• _GIVEN EXERCISE_
Review the material and extract every line in which the word "charges" occurs.
--- DATA FOR PROCESSING ---
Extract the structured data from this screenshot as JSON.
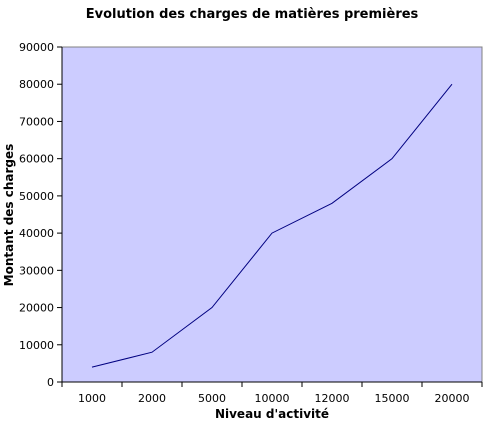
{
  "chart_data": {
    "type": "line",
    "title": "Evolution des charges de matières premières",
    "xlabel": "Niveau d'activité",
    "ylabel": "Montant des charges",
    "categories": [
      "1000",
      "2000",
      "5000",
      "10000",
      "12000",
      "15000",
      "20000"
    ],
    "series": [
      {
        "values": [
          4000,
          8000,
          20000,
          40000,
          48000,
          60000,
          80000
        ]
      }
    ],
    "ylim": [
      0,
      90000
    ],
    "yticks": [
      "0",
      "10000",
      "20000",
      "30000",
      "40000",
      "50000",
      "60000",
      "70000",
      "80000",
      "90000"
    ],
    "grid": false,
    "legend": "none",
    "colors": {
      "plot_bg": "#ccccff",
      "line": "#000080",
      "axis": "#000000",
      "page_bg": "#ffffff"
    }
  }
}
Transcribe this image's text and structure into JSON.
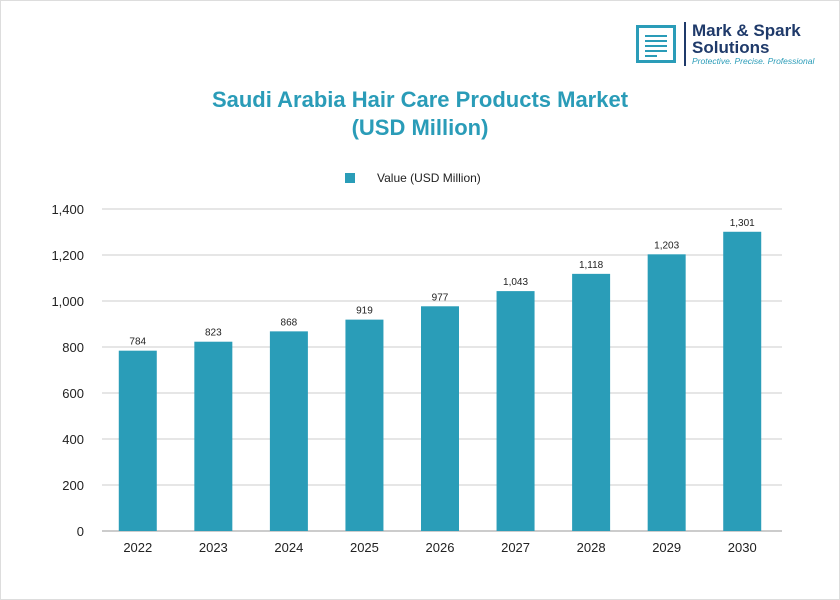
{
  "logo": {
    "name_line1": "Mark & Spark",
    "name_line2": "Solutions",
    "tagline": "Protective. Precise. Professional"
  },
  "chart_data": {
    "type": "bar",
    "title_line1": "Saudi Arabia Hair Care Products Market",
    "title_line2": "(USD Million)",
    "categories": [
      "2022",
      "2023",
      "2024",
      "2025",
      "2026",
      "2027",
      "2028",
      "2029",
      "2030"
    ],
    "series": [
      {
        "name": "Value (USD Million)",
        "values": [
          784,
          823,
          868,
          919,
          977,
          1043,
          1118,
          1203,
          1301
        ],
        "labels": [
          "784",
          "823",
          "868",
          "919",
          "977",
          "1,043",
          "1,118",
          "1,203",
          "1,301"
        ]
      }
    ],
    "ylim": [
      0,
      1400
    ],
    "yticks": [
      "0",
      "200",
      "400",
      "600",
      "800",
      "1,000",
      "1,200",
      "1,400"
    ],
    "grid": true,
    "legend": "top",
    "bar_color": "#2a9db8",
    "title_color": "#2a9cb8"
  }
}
---
--- DATA FOR PROCESSING ---
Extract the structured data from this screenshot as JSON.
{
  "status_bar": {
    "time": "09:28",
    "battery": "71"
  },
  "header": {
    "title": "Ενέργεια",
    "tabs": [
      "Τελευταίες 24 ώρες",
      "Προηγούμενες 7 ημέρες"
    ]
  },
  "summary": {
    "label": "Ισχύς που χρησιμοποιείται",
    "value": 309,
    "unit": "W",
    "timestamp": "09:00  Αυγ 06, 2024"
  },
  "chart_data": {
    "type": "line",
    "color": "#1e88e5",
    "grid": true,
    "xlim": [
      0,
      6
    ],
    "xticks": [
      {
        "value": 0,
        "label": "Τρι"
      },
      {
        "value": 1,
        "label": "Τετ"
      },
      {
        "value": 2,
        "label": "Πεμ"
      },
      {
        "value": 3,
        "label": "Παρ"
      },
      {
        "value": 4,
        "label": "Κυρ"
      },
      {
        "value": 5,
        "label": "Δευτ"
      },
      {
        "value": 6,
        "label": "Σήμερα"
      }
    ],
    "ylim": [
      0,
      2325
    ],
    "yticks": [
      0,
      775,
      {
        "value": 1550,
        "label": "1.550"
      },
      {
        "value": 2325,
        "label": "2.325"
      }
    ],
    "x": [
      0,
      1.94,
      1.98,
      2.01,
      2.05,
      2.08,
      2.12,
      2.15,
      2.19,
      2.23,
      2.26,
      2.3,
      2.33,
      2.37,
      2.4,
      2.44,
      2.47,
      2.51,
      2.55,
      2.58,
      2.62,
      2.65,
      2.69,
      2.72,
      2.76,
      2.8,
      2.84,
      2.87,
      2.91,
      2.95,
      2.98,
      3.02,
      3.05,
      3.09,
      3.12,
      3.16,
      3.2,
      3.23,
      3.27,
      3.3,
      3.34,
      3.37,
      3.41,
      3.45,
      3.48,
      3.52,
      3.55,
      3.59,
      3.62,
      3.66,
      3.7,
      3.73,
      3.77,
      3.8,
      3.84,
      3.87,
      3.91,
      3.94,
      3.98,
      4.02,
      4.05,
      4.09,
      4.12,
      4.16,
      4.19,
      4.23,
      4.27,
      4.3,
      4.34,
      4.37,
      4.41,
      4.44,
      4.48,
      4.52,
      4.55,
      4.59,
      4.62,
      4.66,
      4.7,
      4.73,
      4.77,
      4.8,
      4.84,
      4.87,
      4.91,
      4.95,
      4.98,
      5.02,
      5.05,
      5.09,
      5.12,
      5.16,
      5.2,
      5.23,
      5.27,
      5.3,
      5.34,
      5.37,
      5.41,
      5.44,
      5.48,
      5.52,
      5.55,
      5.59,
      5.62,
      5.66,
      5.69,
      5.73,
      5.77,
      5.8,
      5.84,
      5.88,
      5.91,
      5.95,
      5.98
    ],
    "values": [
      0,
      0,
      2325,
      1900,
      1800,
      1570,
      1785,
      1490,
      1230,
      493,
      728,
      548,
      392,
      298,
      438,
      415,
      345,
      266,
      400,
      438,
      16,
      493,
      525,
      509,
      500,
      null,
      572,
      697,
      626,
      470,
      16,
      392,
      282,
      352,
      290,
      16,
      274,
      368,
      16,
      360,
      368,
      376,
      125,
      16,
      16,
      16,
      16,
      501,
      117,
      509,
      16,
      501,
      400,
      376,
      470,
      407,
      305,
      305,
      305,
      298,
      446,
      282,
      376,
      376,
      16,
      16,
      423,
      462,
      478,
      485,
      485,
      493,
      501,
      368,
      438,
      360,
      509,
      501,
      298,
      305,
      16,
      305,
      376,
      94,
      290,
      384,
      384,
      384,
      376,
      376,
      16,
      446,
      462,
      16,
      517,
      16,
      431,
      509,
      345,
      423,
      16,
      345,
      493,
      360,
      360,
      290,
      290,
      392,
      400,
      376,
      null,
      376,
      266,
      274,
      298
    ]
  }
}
---
• _RESULT OF THIS TASK_
    "title": "Evolution des charges de matières premières",
    "ylabel": "Montant des charges",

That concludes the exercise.